Task statement:
Every line below should be copied exactly; drop the pictures.

—————

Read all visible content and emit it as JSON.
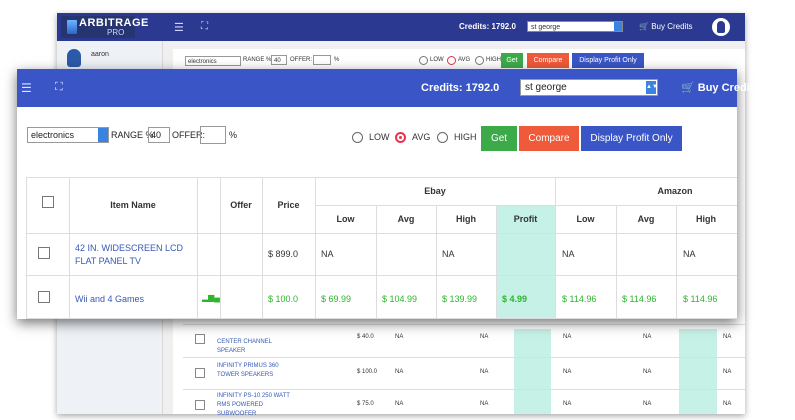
{
  "app": {
    "logo_title": "ARBITRAGE",
    "logo_sub": "PRO",
    "credits": "Credits: 1792.0",
    "location": "st george",
    "buy_credits": "Buy Credits",
    "user": "aaron"
  },
  "controls": {
    "category": "electronics",
    "range_label": "RANGE %",
    "range_value": "40",
    "offer_label": "OFFER:",
    "offer_value": "",
    "percent": "%",
    "low": "LOW",
    "avg": "AVG",
    "high": "HIGH",
    "selected": "AVG",
    "get": "Get",
    "compare": "Compare",
    "display_profit": "Display Profit Only"
  },
  "table": {
    "headers": {
      "item_name": "Item Name",
      "offer": "Offer",
      "price": "Price",
      "ebay": "Ebay",
      "amazon": "Amazon",
      "low": "Low",
      "avg": "Avg",
      "high": "High",
      "profit": "Profit"
    },
    "rows": [
      {
        "name": "42 IN. WIDESCREEN LCD FLAT PANEL TV",
        "price": "$ 899.0",
        "ebay_low": "NA",
        "ebay_avg": "",
        "ebay_high": "NA",
        "profit": "",
        "amz_low": "NA",
        "amz_avg": "",
        "amz_high": "NA"
      },
      {
        "name": "Wii and 4 Games",
        "price": "$ 100.0",
        "ebay_low": "$ 69.99",
        "ebay_avg": "$ 104.99",
        "ebay_high": "$ 139.99",
        "profit": "$ 4.99",
        "amz_low": "$ 114.96",
        "amz_avg": "$ 114.96",
        "amz_high": "$ 114.96"
      }
    ]
  },
  "background_rows": [
    {
      "name": "CENTER CHANNEL SPEAKER",
      "name_top": "",
      "price": "$ 40.0",
      "cells": [
        "NA",
        "NA",
        "NA",
        "NA",
        "NA"
      ]
    },
    {
      "name": "INFINITY PRIMUS 360 TOWER SPEAKERS",
      "price": "$ 100.0",
      "cells": [
        "NA",
        "NA",
        "NA",
        "NA",
        "NA"
      ]
    },
    {
      "name": "INFINITY PS-10 250 WATT RMS POWERED SUBWOOFER",
      "price": "$ 75.0",
      "cells": [
        "NA",
        "NA",
        "NA",
        "NA",
        "NA"
      ]
    }
  ],
  "colors": {
    "header_blue": "#3a56c6",
    "get_green": "#3daa4a",
    "compare_red": "#ee5a3a",
    "profit_blue": "#3a56c6",
    "profit_teal": "#c6f1e6",
    "value_green": "#2db52d"
  },
  "icons": [
    "hamburger-icon",
    "expand-icon",
    "cart-icon",
    "avatar-icon",
    "bar-chart-icon"
  ]
}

—————

Answer for the task:
Read all visible content and emit it as JSON.
{
  "app": {
    "logo_title": "ARBITRAGE",
    "logo_sub": "PRO",
    "credits": "Credits: 1792.0",
    "location": "st george",
    "buy_credits": "Buy Credits",
    "user": "aaron"
  },
  "controls": {
    "category": "electronics",
    "range_label": "RANGE %",
    "range_value": "40",
    "offer_label": "OFFER:",
    "offer_value": "",
    "percent": "%",
    "low": "LOW",
    "avg": "AVG",
    "high": "HIGH",
    "selected": "AVG",
    "get": "Get",
    "compare": "Compare",
    "display_profit": "Display Profit Only"
  },
  "table": {
    "headers": {
      "item_name": "Item Name",
      "offer": "Offer",
      "price": "Price",
      "ebay": "Ebay",
      "amazon": "Amazon",
      "low": "Low",
      "avg": "Avg",
      "high": "High",
      "profit": "Profit"
    },
    "rows": [
      {
        "name": "42 IN. WIDESCREEN LCD FLAT PANEL TV",
        "price": "$ 899.0",
        "ebay_low": "NA",
        "ebay_avg": "",
        "ebay_high": "NA",
        "profit": "",
        "amz_low": "NA",
        "amz_avg": "",
        "amz_high": "NA"
      },
      {
        "name": "Wii and 4 Games",
        "price": "$ 100.0",
        "ebay_low": "$ 69.99",
        "ebay_avg": "$ 104.99",
        "ebay_high": "$ 139.99",
        "profit": "$ 4.99",
        "amz_low": "$ 114.96",
        "amz_avg": "$ 114.96",
        "amz_high": "$ 114.96"
      }
    ]
  },
  "background_rows": [
    {
      "name": "CENTER CHANNEL SPEAKER",
      "name_top": "",
      "price": "$ 40.0",
      "cells": [
        "NA",
        "NA",
        "NA",
        "NA",
        "NA"
      ]
    },
    {
      "name": "INFINITY PRIMUS 360 TOWER SPEAKERS",
      "price": "$ 100.0",
      "cells": [
        "NA",
        "NA",
        "NA",
        "NA",
        "NA"
      ]
    },
    {
      "name": "INFINITY PS-10 250 WATT RMS POWERED SUBWOOFER",
      "price": "$ 75.0",
      "cells": [
        "NA",
        "NA",
        "NA",
        "NA",
        "NA"
      ]
    }
  ],
  "colors": {
    "header_blue": "#3a56c6",
    "get_green": "#3daa4a",
    "compare_red": "#ee5a3a",
    "profit_blue": "#3a56c6",
    "profit_teal": "#c6f1e6",
    "value_green": "#2db52d"
  },
  "icons": [
    "hamburger-icon",
    "expand-icon",
    "cart-icon",
    "avatar-icon",
    "bar-chart-icon"
  ]
}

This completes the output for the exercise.